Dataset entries
___

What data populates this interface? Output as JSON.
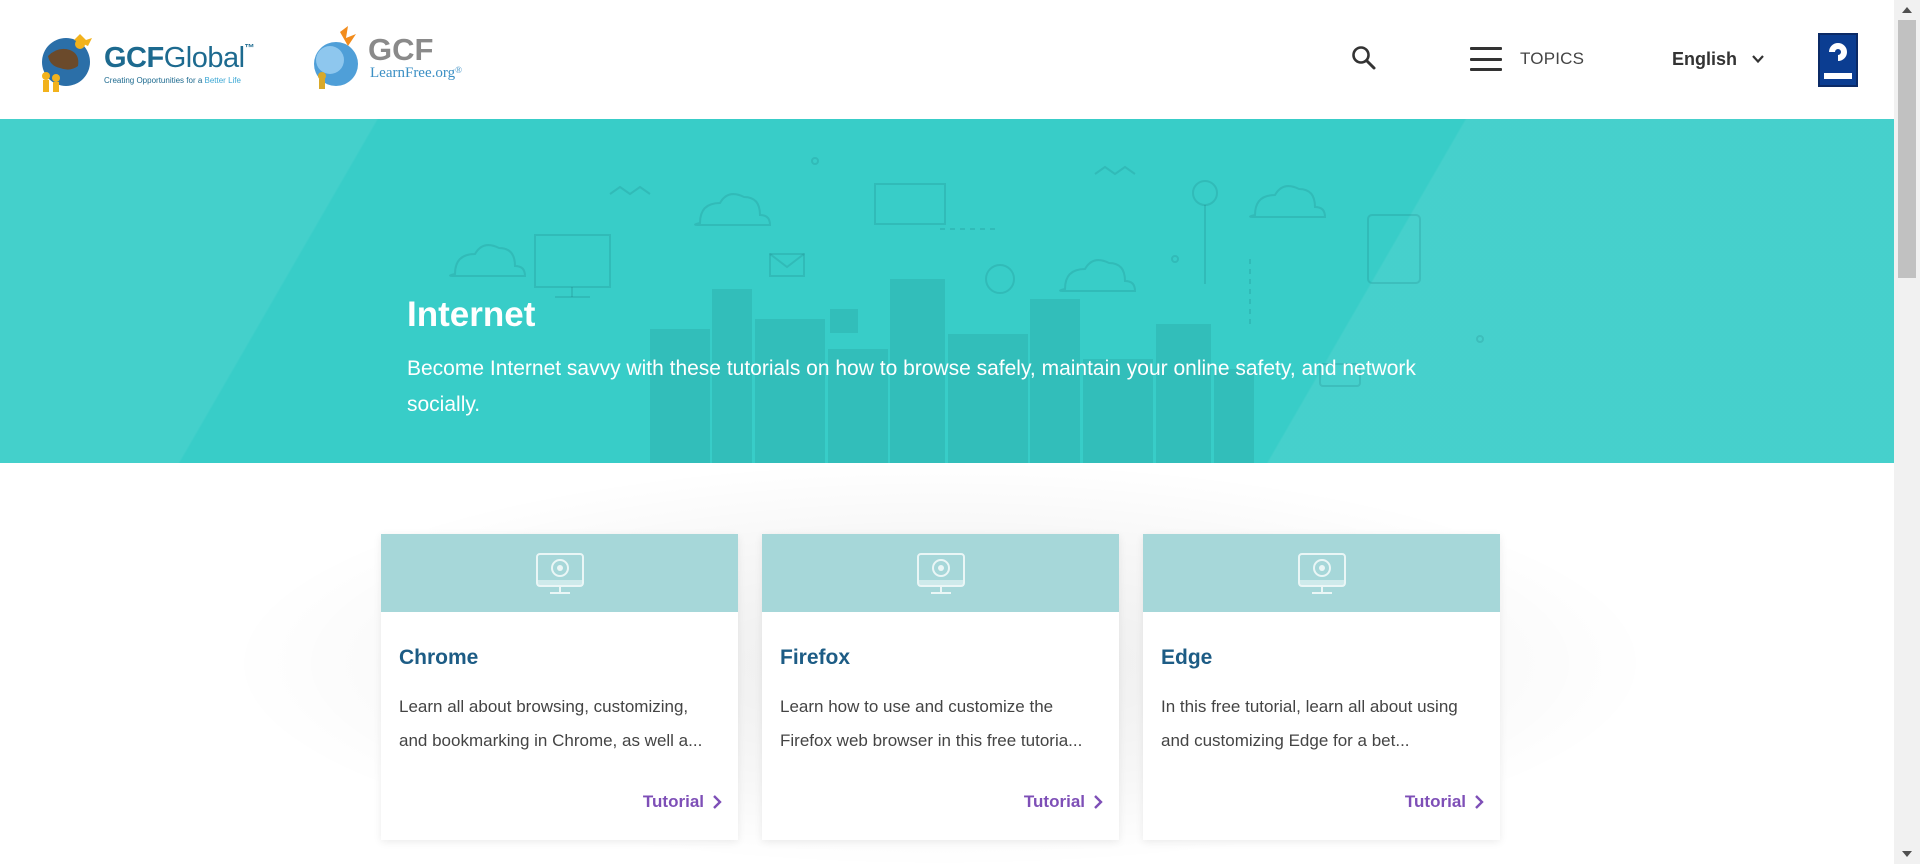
{
  "header": {
    "gcf_logo": {
      "main_bold": "GCF",
      "main_light": "Global",
      "tm": "™",
      "tagline_a": "Creating Opportunities for a ",
      "tagline_b": "Better Life"
    },
    "learnfree_logo": {
      "main": "GCF",
      "sub": "LearnFree.org",
      "reg": "®"
    },
    "search_icon": "search-icon",
    "topics_label": "TOPICS",
    "language_label": "English",
    "partner_logo": "goodwill"
  },
  "hero": {
    "title": "Internet",
    "description": "Become Internet savvy with these tutorials on how to browse safely, maintain your online safety, and network socially.",
    "bg_color": "#38cdc8"
  },
  "cards": [
    {
      "title": "Chrome",
      "description": "Learn all about browsing, customizing, and bookmarking in Chrome, as well a...",
      "link_label": "Tutorial"
    },
    {
      "title": "Firefox",
      "description": "Learn how to use and customize the Firefox web browser in this free tutoria...",
      "link_label": "Tutorial"
    },
    {
      "title": "Edge",
      "description": "In this free tutorial, learn all about using and customizing Edge for a bet...",
      "link_label": "Tutorial"
    }
  ],
  "colors": {
    "card_thumb": "#a6d7d9",
    "card_title": "#1d5c85",
    "link": "#7e4fb7"
  }
}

___

Direction
Pick each line holding the word "Firefox" out of the data and copy it.

Response
      "title": "Firefox",
      "description": "Learn how to use and customize the Firefox web browser in this free tutoria...",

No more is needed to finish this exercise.